**What the exercise asks:** Tell how many lines have the string "that" in them, and write nothing besides the number.

[START OF Stored data]

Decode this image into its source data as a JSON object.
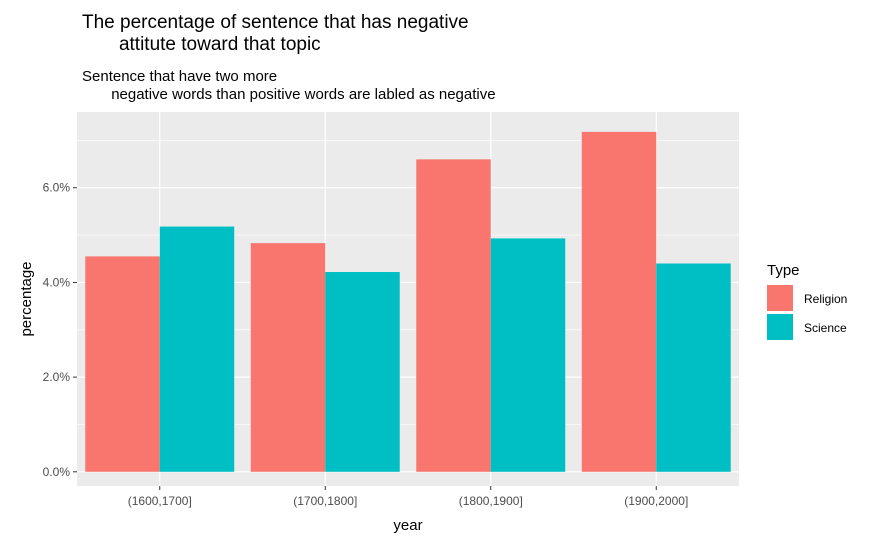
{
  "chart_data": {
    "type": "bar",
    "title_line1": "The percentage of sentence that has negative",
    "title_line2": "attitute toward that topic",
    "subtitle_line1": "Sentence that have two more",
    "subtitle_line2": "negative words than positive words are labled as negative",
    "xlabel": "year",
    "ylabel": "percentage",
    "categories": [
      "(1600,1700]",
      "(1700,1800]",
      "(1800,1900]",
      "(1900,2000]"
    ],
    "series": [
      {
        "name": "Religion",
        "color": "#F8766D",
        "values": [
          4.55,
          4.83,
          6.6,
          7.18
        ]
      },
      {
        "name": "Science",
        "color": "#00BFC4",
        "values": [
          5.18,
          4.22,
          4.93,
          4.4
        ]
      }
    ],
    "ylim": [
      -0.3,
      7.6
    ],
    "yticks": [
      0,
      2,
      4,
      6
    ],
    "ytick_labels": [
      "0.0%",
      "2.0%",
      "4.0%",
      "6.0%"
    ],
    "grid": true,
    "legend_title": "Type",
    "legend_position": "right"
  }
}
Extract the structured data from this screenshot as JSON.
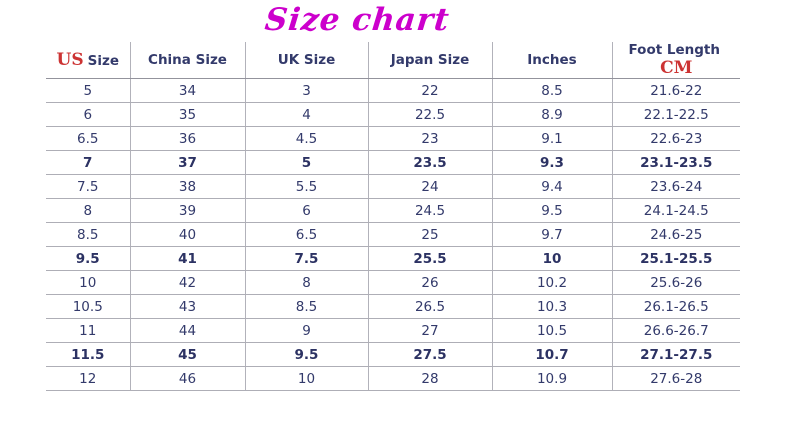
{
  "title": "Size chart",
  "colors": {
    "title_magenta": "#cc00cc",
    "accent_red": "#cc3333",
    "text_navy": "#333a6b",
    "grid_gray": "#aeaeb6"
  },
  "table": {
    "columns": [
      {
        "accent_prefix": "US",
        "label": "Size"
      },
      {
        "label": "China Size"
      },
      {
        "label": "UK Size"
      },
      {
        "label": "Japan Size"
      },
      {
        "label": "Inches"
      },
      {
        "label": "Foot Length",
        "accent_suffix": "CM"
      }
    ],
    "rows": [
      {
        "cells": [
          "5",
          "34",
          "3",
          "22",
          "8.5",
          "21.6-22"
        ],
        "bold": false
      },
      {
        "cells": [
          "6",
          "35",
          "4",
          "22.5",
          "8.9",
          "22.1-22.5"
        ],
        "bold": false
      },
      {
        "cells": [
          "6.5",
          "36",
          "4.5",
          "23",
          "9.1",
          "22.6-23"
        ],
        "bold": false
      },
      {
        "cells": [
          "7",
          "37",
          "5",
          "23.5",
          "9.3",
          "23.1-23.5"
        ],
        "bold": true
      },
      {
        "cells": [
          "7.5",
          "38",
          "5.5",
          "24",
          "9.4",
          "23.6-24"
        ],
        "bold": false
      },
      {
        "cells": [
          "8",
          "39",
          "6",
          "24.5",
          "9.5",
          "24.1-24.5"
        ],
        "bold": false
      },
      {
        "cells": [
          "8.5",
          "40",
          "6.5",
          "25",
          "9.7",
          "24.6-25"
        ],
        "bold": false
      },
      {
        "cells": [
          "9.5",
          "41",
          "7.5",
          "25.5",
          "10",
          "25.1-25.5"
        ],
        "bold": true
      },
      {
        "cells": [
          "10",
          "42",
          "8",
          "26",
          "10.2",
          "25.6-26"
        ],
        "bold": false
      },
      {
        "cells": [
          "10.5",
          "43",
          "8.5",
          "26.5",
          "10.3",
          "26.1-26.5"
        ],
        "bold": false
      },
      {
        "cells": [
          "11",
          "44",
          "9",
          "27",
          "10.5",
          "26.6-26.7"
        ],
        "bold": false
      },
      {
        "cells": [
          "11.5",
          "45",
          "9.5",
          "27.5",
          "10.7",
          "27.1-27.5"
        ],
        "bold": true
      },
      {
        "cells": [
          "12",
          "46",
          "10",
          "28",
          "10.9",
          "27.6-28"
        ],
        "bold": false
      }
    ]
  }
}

[END OF Stored data]

**Final result:** 3